What you are asked to do:
From the listing below, extract every line containing "Customer".

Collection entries

»»

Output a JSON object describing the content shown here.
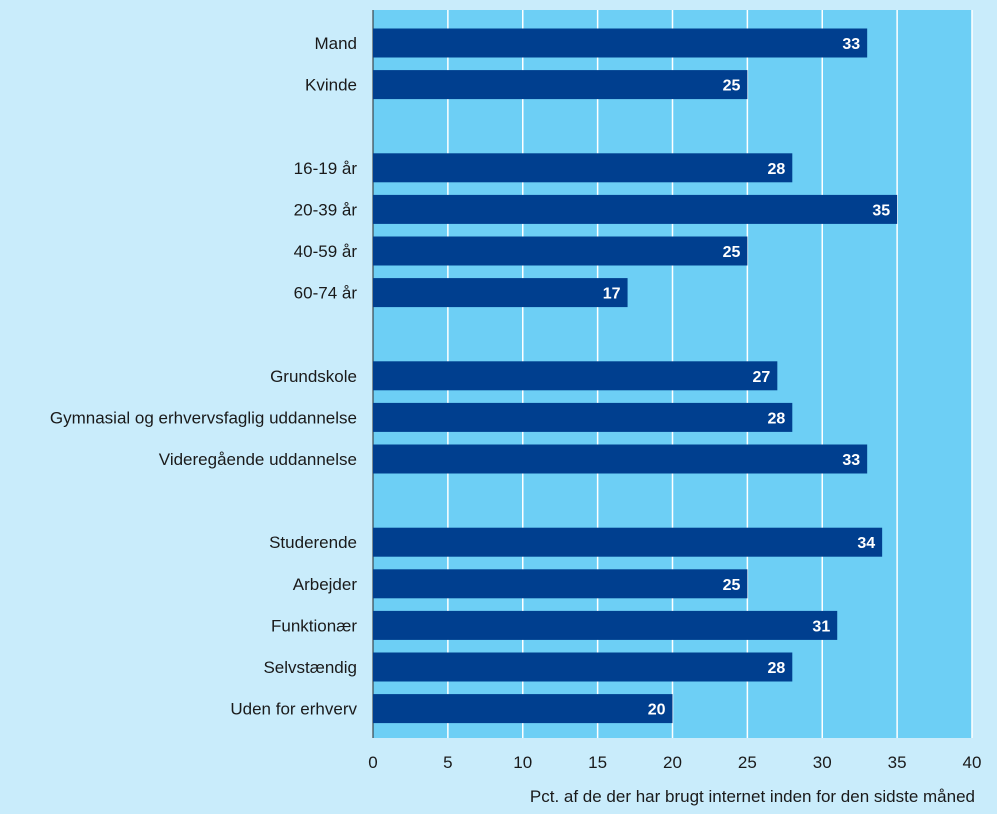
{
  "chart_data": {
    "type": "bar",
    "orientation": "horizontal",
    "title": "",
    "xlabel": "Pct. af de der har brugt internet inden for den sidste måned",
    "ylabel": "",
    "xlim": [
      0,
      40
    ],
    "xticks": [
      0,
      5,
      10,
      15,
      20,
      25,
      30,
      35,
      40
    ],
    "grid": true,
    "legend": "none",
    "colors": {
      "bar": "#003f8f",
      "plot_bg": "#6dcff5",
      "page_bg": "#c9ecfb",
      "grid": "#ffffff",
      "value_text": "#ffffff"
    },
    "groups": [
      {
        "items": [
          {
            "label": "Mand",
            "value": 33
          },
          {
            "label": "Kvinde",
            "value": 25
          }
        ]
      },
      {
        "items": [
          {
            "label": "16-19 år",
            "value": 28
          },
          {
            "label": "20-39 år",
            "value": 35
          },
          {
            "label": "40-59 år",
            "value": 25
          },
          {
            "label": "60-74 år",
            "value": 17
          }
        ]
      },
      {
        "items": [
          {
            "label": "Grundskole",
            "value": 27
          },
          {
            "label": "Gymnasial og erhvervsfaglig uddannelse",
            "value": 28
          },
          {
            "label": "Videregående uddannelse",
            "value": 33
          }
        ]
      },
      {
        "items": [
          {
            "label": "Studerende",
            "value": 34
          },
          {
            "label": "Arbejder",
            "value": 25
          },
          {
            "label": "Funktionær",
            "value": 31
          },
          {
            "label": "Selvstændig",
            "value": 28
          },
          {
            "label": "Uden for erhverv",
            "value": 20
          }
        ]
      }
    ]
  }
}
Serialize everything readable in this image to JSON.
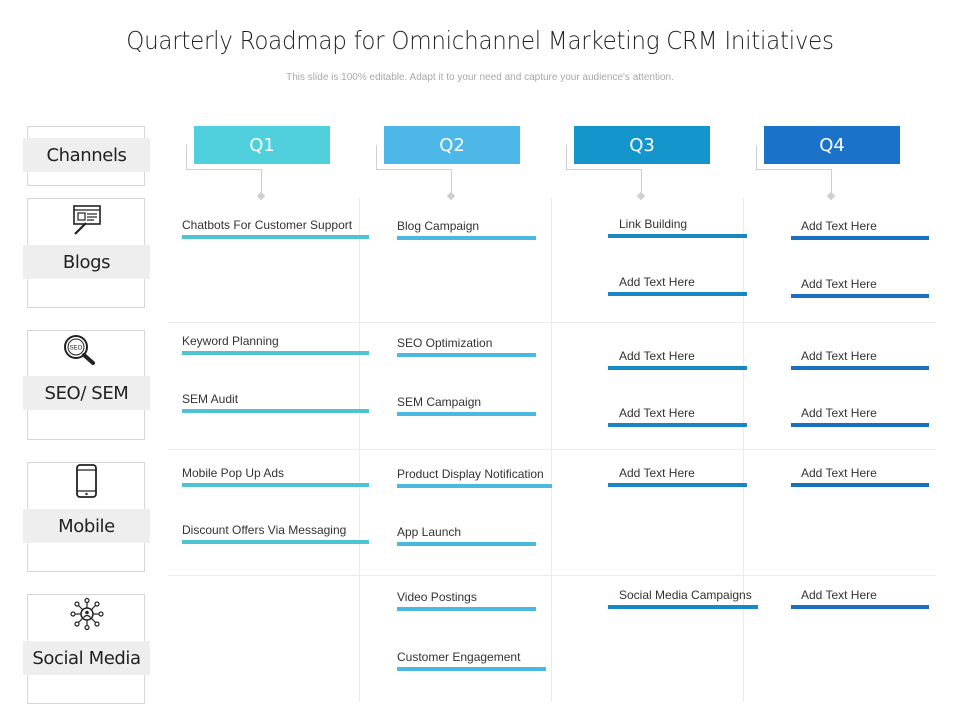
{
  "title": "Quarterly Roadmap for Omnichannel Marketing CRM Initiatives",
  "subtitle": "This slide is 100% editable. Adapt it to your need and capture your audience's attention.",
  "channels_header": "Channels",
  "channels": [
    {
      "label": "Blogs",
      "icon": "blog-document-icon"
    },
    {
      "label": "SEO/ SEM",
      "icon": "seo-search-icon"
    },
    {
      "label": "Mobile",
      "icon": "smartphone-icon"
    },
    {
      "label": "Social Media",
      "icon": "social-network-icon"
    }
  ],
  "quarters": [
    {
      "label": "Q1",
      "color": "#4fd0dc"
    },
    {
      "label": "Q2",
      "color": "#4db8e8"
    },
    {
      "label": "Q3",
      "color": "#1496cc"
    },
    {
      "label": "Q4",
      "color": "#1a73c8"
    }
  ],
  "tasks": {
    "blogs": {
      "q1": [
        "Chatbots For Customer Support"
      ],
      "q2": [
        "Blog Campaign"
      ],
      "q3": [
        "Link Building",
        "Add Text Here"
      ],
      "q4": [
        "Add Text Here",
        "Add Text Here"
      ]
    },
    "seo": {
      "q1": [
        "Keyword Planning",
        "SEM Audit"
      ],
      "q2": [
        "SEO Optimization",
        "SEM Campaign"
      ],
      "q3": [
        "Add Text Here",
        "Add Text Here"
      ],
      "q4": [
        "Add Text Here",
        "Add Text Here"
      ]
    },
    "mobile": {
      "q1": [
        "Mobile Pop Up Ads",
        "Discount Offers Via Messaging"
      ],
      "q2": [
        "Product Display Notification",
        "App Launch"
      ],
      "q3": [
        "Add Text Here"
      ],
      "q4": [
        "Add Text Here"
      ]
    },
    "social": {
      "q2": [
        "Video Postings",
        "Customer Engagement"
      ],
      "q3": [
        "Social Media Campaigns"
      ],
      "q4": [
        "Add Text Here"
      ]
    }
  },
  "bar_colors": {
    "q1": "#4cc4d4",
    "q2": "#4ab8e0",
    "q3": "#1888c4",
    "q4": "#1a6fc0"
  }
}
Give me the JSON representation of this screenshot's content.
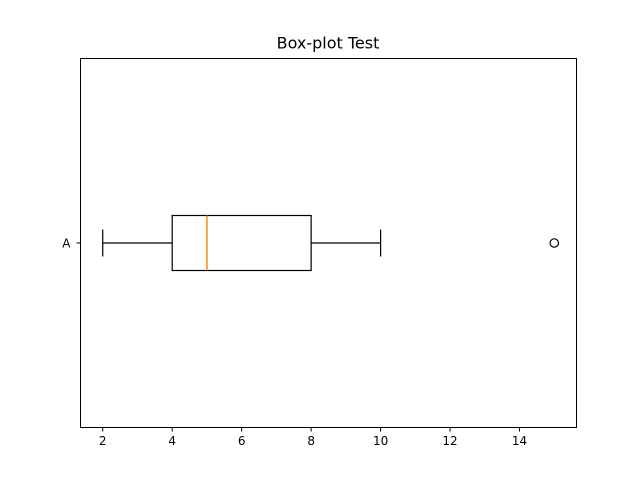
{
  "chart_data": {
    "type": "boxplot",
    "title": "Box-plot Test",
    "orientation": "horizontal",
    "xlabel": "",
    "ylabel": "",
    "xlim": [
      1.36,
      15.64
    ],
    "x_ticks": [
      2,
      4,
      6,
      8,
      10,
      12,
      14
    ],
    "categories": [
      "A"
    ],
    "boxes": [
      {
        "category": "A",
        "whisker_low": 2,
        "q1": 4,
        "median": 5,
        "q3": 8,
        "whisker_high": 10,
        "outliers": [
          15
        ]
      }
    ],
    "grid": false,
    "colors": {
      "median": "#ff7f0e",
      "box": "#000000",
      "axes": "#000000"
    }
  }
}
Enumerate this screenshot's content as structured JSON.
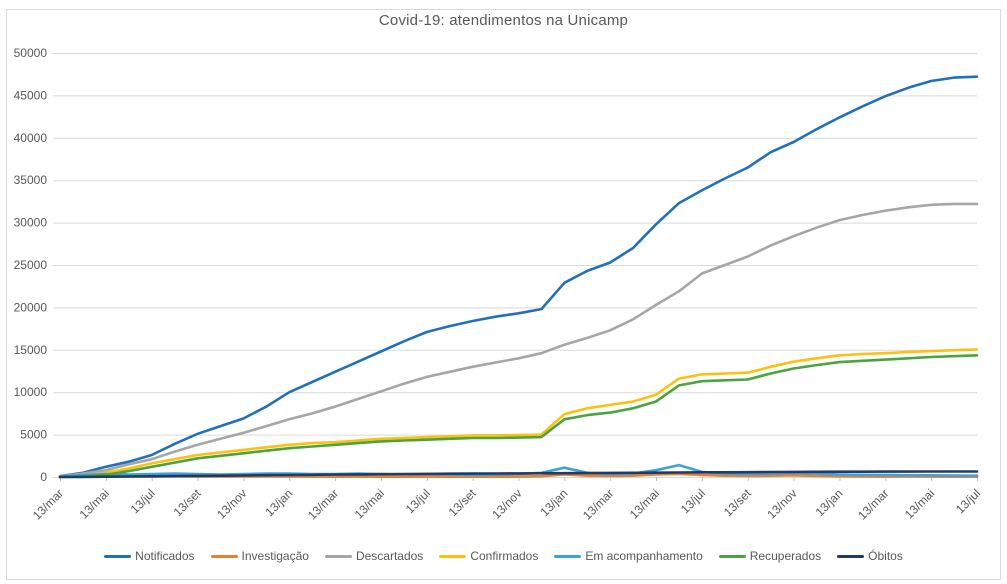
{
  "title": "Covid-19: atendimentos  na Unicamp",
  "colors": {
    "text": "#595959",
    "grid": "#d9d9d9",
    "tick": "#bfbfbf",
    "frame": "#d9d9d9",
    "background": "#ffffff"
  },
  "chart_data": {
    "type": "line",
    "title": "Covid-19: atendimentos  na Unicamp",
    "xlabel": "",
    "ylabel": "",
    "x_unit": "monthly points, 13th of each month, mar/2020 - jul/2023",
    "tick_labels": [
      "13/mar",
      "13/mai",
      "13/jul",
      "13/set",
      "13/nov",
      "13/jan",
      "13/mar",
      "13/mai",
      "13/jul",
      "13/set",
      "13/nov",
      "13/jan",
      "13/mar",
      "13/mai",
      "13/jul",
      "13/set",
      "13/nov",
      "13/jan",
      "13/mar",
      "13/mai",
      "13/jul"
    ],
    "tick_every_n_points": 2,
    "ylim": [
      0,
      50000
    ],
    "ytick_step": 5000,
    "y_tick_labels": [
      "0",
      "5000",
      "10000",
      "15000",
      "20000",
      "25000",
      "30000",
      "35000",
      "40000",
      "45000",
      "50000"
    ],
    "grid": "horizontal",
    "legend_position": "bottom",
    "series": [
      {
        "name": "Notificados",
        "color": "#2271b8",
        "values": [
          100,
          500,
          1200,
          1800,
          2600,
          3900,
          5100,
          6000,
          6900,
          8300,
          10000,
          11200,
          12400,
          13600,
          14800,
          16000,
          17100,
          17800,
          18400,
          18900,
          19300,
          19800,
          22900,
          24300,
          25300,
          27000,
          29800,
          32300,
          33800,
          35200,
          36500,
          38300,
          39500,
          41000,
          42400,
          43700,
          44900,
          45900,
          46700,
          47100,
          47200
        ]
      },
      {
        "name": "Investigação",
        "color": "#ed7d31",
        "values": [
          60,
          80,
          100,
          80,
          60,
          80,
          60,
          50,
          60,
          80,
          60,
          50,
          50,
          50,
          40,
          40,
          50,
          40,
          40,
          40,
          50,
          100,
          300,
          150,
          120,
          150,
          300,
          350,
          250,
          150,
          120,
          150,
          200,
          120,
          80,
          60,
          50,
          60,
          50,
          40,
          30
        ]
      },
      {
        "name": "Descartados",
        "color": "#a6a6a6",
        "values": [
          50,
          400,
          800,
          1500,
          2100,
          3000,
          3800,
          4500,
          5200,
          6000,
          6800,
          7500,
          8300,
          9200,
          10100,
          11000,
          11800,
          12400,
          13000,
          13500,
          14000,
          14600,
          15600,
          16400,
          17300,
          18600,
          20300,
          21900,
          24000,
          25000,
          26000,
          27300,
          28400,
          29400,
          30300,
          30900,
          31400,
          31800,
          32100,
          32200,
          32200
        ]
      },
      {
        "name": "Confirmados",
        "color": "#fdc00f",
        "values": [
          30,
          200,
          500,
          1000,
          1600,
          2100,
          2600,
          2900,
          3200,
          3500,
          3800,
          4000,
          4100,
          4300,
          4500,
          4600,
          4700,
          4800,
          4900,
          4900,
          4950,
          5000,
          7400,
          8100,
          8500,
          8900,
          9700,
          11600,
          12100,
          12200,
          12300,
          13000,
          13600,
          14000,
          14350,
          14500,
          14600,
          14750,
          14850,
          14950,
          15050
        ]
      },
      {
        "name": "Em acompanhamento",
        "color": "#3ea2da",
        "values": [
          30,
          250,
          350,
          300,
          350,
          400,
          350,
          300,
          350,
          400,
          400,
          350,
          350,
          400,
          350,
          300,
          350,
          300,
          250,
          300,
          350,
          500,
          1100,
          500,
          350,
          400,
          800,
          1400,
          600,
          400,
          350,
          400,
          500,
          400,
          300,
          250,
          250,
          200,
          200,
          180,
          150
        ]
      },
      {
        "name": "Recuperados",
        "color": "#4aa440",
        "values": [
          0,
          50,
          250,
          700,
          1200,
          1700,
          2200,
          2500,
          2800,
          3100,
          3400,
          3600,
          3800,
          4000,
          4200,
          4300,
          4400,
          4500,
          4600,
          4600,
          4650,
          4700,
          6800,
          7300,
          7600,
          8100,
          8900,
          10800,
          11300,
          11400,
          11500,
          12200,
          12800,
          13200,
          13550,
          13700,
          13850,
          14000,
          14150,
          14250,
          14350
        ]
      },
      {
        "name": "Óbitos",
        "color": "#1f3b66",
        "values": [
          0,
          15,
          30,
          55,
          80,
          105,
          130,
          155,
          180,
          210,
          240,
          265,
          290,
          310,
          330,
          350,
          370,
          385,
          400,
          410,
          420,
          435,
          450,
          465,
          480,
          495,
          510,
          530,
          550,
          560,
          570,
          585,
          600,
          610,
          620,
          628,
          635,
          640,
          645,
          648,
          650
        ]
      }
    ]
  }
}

««

Expected answer:
        "Chatbots For Customer Support"
        "Customer Engagement"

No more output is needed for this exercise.